Pick out each line containing the string "this".

--- DATA PROVIDED ---

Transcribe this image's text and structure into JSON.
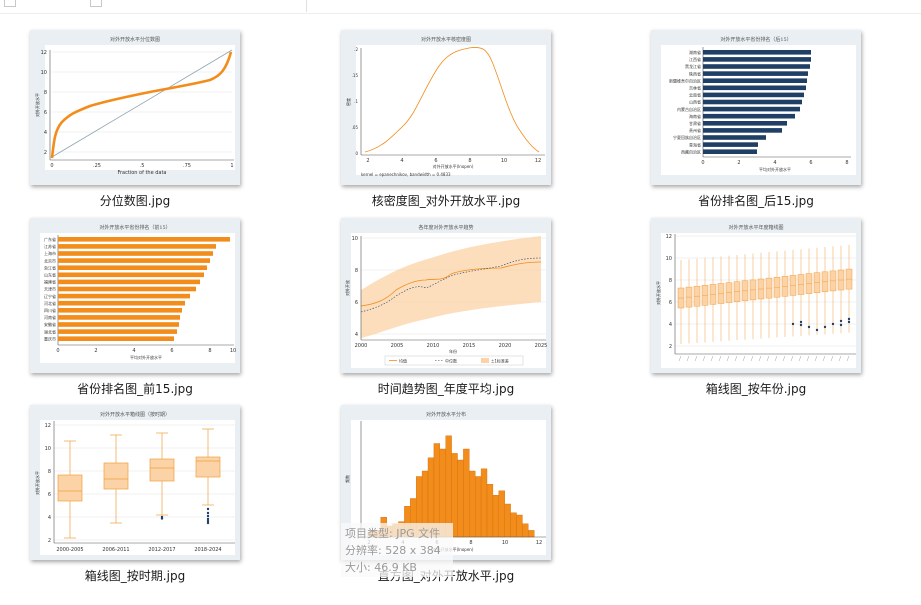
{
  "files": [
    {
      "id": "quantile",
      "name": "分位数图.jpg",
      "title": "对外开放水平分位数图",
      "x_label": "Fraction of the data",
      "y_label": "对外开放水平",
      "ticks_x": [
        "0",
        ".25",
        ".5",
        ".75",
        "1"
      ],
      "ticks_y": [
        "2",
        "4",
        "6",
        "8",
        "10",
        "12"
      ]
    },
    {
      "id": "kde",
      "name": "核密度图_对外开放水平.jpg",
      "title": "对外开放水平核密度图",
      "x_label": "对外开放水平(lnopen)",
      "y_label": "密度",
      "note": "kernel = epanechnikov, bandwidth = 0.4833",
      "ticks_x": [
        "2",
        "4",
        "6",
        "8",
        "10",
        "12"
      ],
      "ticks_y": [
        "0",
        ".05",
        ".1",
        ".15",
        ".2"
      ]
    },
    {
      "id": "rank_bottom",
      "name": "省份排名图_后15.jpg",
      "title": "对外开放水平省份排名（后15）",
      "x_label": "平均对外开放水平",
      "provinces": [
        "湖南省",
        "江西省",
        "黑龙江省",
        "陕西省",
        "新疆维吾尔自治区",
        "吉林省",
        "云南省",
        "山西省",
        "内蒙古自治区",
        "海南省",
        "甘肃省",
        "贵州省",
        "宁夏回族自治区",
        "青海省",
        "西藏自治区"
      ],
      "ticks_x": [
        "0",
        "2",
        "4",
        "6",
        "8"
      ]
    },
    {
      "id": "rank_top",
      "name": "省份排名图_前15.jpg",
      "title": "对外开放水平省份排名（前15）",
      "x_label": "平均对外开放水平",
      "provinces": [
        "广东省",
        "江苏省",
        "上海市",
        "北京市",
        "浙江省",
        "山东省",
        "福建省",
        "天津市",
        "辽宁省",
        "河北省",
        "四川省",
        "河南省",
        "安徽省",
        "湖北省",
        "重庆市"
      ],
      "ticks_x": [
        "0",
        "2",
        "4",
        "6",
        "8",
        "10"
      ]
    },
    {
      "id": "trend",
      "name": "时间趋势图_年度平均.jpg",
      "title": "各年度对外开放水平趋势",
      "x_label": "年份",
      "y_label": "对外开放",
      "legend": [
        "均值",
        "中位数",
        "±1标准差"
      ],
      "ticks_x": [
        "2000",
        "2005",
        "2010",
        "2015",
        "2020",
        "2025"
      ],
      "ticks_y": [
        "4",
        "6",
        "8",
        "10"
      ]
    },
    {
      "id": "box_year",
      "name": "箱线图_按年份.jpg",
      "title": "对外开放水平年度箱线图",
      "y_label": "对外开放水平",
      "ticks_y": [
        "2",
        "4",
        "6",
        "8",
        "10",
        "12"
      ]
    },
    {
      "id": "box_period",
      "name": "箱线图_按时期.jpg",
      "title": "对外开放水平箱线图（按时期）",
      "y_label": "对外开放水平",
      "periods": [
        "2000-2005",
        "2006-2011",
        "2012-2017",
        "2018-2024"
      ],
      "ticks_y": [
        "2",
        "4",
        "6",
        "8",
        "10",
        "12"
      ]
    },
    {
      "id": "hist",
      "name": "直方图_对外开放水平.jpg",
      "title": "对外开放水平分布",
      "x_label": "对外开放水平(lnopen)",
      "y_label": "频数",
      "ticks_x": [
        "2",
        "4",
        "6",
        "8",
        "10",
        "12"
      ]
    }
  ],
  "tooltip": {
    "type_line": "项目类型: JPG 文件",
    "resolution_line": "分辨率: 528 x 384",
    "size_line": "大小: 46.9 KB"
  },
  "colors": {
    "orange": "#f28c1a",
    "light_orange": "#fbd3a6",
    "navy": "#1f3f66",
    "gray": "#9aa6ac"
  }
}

---
--- DATA PROVIDED ---

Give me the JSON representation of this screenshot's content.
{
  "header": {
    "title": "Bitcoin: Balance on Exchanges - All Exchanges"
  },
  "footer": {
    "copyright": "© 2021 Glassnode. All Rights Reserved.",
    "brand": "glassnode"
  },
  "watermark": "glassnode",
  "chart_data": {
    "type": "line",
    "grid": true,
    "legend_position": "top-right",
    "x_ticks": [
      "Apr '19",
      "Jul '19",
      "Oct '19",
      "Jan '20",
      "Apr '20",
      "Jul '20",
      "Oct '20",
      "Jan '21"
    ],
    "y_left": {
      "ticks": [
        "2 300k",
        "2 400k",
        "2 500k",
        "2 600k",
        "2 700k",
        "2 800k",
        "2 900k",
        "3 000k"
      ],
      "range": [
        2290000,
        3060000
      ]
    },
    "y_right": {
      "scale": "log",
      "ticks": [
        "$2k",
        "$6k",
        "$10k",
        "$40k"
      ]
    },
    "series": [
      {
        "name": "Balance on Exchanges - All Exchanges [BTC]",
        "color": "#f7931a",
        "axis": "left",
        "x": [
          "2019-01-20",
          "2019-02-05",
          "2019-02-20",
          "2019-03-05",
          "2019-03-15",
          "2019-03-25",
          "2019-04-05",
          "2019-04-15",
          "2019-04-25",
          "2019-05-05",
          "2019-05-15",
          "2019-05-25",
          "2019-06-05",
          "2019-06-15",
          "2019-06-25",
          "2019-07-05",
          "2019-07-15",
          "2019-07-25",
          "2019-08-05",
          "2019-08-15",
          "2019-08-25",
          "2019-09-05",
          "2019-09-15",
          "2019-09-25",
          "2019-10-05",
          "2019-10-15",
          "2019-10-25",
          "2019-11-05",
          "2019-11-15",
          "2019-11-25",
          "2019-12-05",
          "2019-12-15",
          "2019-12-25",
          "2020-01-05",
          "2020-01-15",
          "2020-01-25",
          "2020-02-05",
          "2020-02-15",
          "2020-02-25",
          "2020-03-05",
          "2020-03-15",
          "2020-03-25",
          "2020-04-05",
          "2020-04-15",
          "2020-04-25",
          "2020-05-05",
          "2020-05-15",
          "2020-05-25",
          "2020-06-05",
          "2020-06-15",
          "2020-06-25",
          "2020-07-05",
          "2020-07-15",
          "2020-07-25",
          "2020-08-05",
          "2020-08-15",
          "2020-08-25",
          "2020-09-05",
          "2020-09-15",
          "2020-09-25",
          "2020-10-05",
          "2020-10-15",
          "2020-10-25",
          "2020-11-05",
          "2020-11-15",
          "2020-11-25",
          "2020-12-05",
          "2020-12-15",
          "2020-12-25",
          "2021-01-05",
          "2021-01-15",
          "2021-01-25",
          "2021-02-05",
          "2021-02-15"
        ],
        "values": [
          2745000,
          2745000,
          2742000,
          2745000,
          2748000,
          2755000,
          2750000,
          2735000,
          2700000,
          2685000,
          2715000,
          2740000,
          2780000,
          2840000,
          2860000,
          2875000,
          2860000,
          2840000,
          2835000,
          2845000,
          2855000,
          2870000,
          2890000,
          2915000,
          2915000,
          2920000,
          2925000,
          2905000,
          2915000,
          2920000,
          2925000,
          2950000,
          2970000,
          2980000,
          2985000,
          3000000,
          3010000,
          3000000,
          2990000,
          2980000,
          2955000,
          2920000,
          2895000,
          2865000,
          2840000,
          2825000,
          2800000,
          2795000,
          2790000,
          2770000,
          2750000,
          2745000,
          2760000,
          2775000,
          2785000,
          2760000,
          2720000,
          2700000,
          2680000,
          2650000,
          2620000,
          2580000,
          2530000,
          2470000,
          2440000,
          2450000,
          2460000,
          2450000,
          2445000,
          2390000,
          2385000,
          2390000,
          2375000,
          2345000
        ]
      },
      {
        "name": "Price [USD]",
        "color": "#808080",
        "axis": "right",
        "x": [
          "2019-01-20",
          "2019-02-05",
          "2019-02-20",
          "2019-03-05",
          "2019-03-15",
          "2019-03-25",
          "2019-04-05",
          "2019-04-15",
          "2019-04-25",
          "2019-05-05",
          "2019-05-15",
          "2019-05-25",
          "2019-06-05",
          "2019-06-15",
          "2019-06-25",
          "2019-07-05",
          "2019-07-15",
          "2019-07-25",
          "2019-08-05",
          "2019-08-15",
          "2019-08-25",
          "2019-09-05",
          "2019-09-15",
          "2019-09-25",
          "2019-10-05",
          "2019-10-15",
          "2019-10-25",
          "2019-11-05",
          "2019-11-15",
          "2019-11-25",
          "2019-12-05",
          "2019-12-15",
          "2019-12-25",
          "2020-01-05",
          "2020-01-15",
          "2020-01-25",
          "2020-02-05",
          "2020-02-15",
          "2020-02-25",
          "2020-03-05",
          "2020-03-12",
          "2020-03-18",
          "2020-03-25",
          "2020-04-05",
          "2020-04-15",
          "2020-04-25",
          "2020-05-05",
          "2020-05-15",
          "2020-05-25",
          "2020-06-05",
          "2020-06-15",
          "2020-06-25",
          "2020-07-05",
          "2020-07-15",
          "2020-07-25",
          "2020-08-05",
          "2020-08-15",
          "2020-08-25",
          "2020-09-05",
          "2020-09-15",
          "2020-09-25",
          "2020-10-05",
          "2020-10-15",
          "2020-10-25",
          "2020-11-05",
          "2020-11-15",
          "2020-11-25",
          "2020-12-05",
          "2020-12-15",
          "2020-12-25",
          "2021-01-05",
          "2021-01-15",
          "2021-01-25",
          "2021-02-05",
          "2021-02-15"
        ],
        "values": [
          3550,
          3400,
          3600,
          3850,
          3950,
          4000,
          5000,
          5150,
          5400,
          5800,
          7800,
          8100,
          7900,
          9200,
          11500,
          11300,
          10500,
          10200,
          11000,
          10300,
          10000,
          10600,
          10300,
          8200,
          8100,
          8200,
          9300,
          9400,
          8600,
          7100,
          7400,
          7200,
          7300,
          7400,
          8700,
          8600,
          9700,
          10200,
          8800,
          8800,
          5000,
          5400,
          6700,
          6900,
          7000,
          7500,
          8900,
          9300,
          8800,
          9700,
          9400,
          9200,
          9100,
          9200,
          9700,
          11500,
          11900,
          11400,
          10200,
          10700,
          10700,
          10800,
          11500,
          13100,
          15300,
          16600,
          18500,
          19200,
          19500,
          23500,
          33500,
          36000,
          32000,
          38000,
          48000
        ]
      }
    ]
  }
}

---

## TASK RESPONSE
Transcribe this image's text and structure into JSON.
Give me the JSON representation of this screenshot's content.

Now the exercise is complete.